▶ **What the task requires**
Write down every entry below once more, exactly.

▶ **The data**
● ● ● ●
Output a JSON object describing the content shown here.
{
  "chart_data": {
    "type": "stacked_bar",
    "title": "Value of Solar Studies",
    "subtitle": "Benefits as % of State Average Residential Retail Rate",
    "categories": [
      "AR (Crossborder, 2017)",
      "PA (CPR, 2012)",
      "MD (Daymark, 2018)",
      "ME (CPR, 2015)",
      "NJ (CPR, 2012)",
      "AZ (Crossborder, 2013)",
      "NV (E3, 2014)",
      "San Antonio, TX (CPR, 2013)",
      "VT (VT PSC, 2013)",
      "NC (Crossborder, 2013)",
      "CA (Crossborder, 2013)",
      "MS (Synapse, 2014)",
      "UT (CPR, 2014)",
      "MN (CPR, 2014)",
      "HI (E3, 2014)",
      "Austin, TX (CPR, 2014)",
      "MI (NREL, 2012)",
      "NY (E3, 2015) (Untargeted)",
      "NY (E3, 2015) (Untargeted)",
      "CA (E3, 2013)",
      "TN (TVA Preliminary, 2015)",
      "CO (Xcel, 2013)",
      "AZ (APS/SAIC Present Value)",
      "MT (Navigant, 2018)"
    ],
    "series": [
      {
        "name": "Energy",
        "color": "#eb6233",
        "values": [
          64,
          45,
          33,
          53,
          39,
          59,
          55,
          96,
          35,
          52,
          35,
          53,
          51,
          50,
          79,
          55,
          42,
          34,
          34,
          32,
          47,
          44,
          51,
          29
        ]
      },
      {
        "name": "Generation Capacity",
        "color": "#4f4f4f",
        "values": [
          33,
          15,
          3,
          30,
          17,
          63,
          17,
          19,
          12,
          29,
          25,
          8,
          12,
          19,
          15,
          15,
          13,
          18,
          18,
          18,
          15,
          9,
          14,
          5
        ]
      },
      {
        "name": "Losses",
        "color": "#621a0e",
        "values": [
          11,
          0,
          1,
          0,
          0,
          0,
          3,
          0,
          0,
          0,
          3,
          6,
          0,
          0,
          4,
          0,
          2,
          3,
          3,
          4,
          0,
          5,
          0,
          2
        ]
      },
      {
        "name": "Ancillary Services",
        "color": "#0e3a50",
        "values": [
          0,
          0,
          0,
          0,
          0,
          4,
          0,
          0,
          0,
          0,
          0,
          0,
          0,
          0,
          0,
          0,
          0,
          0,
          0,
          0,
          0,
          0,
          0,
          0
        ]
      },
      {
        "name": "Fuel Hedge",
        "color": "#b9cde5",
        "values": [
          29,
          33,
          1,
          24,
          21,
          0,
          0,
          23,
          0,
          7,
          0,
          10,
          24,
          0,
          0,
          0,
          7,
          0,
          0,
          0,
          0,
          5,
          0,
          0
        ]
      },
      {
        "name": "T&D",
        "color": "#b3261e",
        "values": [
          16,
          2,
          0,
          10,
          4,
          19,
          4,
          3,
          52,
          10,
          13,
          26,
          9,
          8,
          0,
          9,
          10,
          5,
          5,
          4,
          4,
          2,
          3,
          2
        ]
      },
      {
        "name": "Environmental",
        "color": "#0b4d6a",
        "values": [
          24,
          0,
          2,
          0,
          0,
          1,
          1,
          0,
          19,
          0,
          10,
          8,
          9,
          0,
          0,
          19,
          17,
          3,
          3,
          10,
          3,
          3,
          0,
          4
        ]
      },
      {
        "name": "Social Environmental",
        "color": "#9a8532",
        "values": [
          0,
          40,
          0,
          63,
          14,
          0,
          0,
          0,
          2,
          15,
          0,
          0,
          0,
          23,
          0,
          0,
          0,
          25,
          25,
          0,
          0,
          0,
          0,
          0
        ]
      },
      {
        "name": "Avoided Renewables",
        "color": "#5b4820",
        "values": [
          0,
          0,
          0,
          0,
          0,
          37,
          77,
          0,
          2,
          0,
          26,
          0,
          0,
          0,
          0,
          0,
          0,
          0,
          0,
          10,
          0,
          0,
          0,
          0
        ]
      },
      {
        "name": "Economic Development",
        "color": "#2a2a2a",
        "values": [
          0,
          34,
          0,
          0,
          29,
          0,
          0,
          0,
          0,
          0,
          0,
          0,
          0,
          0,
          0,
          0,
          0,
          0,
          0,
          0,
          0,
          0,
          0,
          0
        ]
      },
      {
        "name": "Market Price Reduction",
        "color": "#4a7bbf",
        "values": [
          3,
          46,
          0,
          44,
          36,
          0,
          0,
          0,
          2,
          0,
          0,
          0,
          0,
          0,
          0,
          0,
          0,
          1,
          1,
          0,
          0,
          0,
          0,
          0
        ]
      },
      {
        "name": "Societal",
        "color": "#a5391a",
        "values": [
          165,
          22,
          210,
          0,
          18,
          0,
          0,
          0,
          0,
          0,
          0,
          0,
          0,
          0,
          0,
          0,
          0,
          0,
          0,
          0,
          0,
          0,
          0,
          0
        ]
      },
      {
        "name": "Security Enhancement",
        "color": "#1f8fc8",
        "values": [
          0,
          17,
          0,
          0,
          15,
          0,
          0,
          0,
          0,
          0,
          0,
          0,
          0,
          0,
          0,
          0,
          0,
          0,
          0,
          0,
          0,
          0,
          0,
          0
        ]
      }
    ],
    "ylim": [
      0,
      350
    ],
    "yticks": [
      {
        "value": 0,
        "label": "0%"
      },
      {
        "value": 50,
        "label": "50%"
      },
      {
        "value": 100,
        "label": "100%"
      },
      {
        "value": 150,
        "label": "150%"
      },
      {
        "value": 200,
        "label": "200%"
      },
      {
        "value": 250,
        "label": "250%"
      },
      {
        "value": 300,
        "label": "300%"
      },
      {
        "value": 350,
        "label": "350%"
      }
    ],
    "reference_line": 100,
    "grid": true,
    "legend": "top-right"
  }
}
● ● ● ●
▶ **Reply to the exercise**
Output a JSON object describing the content shown here.
{
  "chart_data": {
    "type": "stacked_bar",
    "title": "Value of Solar Studies",
    "subtitle": "Benefits as % of State Average Residential Retail Rate",
    "categories": [
      "AR (Crossborder, 2017)",
      "PA (CPR, 2012)",
      "MD (Daymark, 2018)",
      "ME (CPR, 2015)",
      "NJ (CPR, 2012)",
      "AZ (Crossborder, 2013)",
      "NV (E3, 2014)",
      "San Antonio, TX (CPR, 2013)",
      "VT (VT PSC, 2013)",
      "NC (Crossborder, 2013)",
      "CA (Crossborder, 2013)",
      "MS (Synapse, 2014)",
      "UT (CPR, 2014)",
      "MN (CPR, 2014)",
      "HI (E3, 2014)",
      "Austin, TX (CPR, 2014)",
      "MI (NREL, 2012)",
      "NY (E3, 2015) (Untargeted)",
      "NY (E3, 2015) (Untargeted)",
      "CA (E3, 2013)",
      "TN (TVA Preliminary, 2015)",
      "CO (Xcel, 2013)",
      "AZ (APS/SAIC Present Value)",
      "MT (Navigant, 2018)"
    ],
    "series": [
      {
        "name": "Energy",
        "color": "#eb6233",
        "values": [
          64,
          45,
          33,
          53,
          39,
          59,
          55,
          96,
          35,
          52,
          35,
          53,
          51,
          50,
          79,
          55,
          42,
          34,
          34,
          32,
          47,
          44,
          51,
          29
        ]
      },
      {
        "name": "Generation Capacity",
        "color": "#4f4f4f",
        "values": [
          33,
          15,
          3,
          30,
          17,
          63,
          17,
          19,
          12,
          29,
          25,
          8,
          12,
          19,
          15,
          15,
          13,
          18,
          18,
          18,
          15,
          9,
          14,
          5
        ]
      },
      {
        "name": "Losses",
        "color": "#621a0e",
        "values": [
          11,
          0,
          1,
          0,
          0,
          0,
          3,
          0,
          0,
          0,
          3,
          6,
          0,
          0,
          4,
          0,
          2,
          3,
          3,
          4,
          0,
          5,
          0,
          2
        ]
      },
      {
        "name": "Ancillary Services",
        "color": "#0e3a50",
        "values": [
          0,
          0,
          0,
          0,
          0,
          4,
          0,
          0,
          0,
          0,
          0,
          0,
          0,
          0,
          0,
          0,
          0,
          0,
          0,
          0,
          0,
          0,
          0,
          0
        ]
      },
      {
        "name": "Fuel Hedge",
        "color": "#b9cde5",
        "values": [
          29,
          33,
          1,
          24,
          21,
          0,
          0,
          23,
          0,
          7,
          0,
          10,
          24,
          0,
          0,
          0,
          7,
          0,
          0,
          0,
          0,
          5,
          0,
          0
        ]
      },
      {
        "name": "T&D",
        "color": "#b3261e",
        "values": [
          16,
          2,
          0,
          10,
          4,
          19,
          4,
          3,
          52,
          10,
          13,
          26,
          9,
          8,
          0,
          9,
          10,
          5,
          5,
          4,
          4,
          2,
          3,
          2
        ]
      },
      {
        "name": "Environmental",
        "color": "#0b4d6a",
        "values": [
          24,
          0,
          2,
          0,
          0,
          1,
          1,
          0,
          19,
          0,
          10,
          8,
          9,
          0,
          0,
          19,
          17,
          3,
          3,
          10,
          3,
          3,
          0,
          4
        ]
      },
      {
        "name": "Social Environmental",
        "color": "#9a8532",
        "values": [
          0,
          40,
          0,
          63,
          14,
          0,
          0,
          0,
          2,
          15,
          0,
          0,
          0,
          23,
          0,
          0,
          0,
          25,
          25,
          0,
          0,
          0,
          0,
          0
        ]
      },
      {
        "name": "Avoided Renewables",
        "color": "#5b4820",
        "values": [
          0,
          0,
          0,
          0,
          0,
          37,
          77,
          0,
          2,
          0,
          26,
          0,
          0,
          0,
          0,
          0,
          0,
          0,
          0,
          10,
          0,
          0,
          0,
          0
        ]
      },
      {
        "name": "Economic Development",
        "color": "#2a2a2a",
        "values": [
          0,
          34,
          0,
          0,
          29,
          0,
          0,
          0,
          0,
          0,
          0,
          0,
          0,
          0,
          0,
          0,
          0,
          0,
          0,
          0,
          0,
          0,
          0,
          0
        ]
      },
      {
        "name": "Market Price Reduction",
        "color": "#4a7bbf",
        "values": [
          3,
          46,
          0,
          44,
          36,
          0,
          0,
          0,
          2,
          0,
          0,
          0,
          0,
          0,
          0,
          0,
          0,
          1,
          1,
          0,
          0,
          0,
          0,
          0
        ]
      },
      {
        "name": "Societal",
        "color": "#a5391a",
        "values": [
          165,
          22,
          210,
          0,
          18,
          0,
          0,
          0,
          0,
          0,
          0,
          0,
          0,
          0,
          0,
          0,
          0,
          0,
          0,
          0,
          0,
          0,
          0,
          0
        ]
      },
      {
        "name": "Security Enhancement",
        "color": "#1f8fc8",
        "values": [
          0,
          17,
          0,
          0,
          15,
          0,
          0,
          0,
          0,
          0,
          0,
          0,
          0,
          0,
          0,
          0,
          0,
          0,
          0,
          0,
          0,
          0,
          0,
          0
        ]
      }
    ],
    "ylim": [
      0,
      350
    ],
    "yticks": [
      {
        "value": 0,
        "label": "0%"
      },
      {
        "value": 50,
        "label": "50%"
      },
      {
        "value": 100,
        "label": "100%"
      },
      {
        "value": 150,
        "label": "150%"
      },
      {
        "value": 200,
        "label": "200%"
      },
      {
        "value": 250,
        "label": "250%"
      },
      {
        "value": 300,
        "label": "300%"
      },
      {
        "value": 350,
        "label": "350%"
      }
    ],
    "reference_line": 100,
    "grid": true,
    "legend": "top-right"
  }
}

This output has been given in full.